= STORED RECORDS =
+-------+
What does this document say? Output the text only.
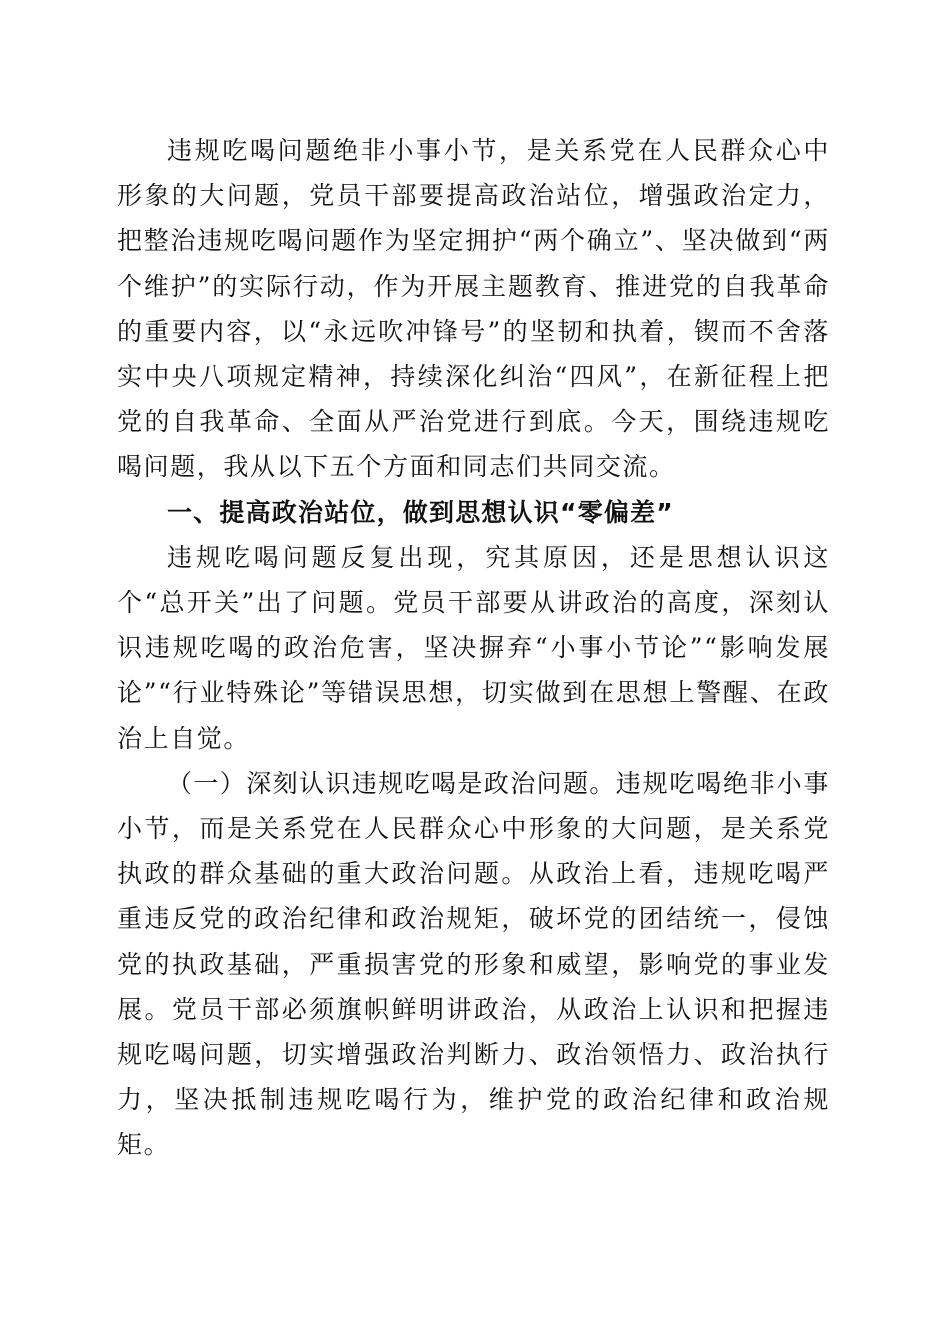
违规吃喝问题绝非小事小节，是关系党在人民群众心中形象的大问题，党员干部要提高政治站位，增强政治定力，把整治违规吃喝问题作为坚定拥护“两个确立”、坚决做到“两个维护”的实际行动，作为开展主题教育、推进党的自我革命的重要内容，以“永远吹冲锋号”的坚韧和执着，锲而不舍落实中央八项规定精神，持续深化纠治“四风”，在新征程上把党的自我革命、全面从严治党进行到底。今天，围绕违规吃喝问题，我从以下五个方面和同志们共同交流。

一、提高政治站位，做到思想认识“零偏差”

违规吃喝问题反复出现，究其原因，还是思想认识这个“总开关”出了问题。党员干部要从讲政治的高度，深刻认识违规吃喝的政治危害，坚决摒弃“小事小节论”“影响发展论”“行业特殊论”等错误思想，切实做到在思想上警醒、在政治上自觉。

（一）深刻认识违规吃喝是政治问题。违规吃喝绝非小事小节，而是关系党在人民群众心中形象的大问题，是关系党执政的群众基础的重大政治问题。从政治上看，违规吃喝严重违反党的政治纪律和政治规矩，破坏党的团结统一，侵蚀党的执政基础，严重损害党的形象和威望，影响党的事业发展。党员干部必须旗帜鲜明讲政治，从政治上认识和把握违规吃喝问题，切实增强政治判断力、政治领悟力、政治执行力，坚决抵制违规吃喝行为，维护党的政治纪律和政治规矩。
+-------+
= TASK DETAILS =
Produce an exact copy of each line of data, skipping embedded images.

= SOLVED PROBLEM =
What does this document say? Output the text only.
违规吃喝问题绝非小事小节，是关系党在人民群众心中形象的大问题，党员干部要提高政治站位，增强政治定力，把整治违规吃喝问题作为坚定拥护“两个确立”、坚决做到“两个维护”的实际行动，作为开展主题教育、推进党的自我革命的重要内容，以“永远吹冲锋号”的坚韧和执着，锲而不舍落实中央八项规定精神，持续深化纠治“四风”，在新征程上把党的自我革命、全面从严治党进行到底。今天，围绕违规吃喝问题，我从以下五个方面和同志们共同交流。

一、提高政治站位，做到思想认识“零偏差”

违规吃喝问题反复出现，究其原因，还是思想认识这个“总开关”出了问题。党员干部要从讲政治的高度，深刻认识违规吃喝的政治危害，坚决摒弃“小事小节论”“影响发展论”“行业特殊论”等错误思想，切实做到在思想上警醒、在政治上自觉。

（一）深刻认识违规吃喝是政治问题。违规吃喝绝非小事小节，而是关系党在人民群众心中形象的大问题，是关系党执政的群众基础的重大政治问题。从政治上看，违规吃喝严重违反党的政治纪律和政治规矩，破坏党的团结统一，侵蚀党的执政基础，严重损害党的形象和威望，影响党的事业发展。党员干部必须旗帜鲜明讲政治，从政治上认识和把握违规吃喝问题，切实增强政治判断力、政治领悟力、政治执行力，坚决抵制违规吃喝行为，维护党的政治纪律和政治规矩。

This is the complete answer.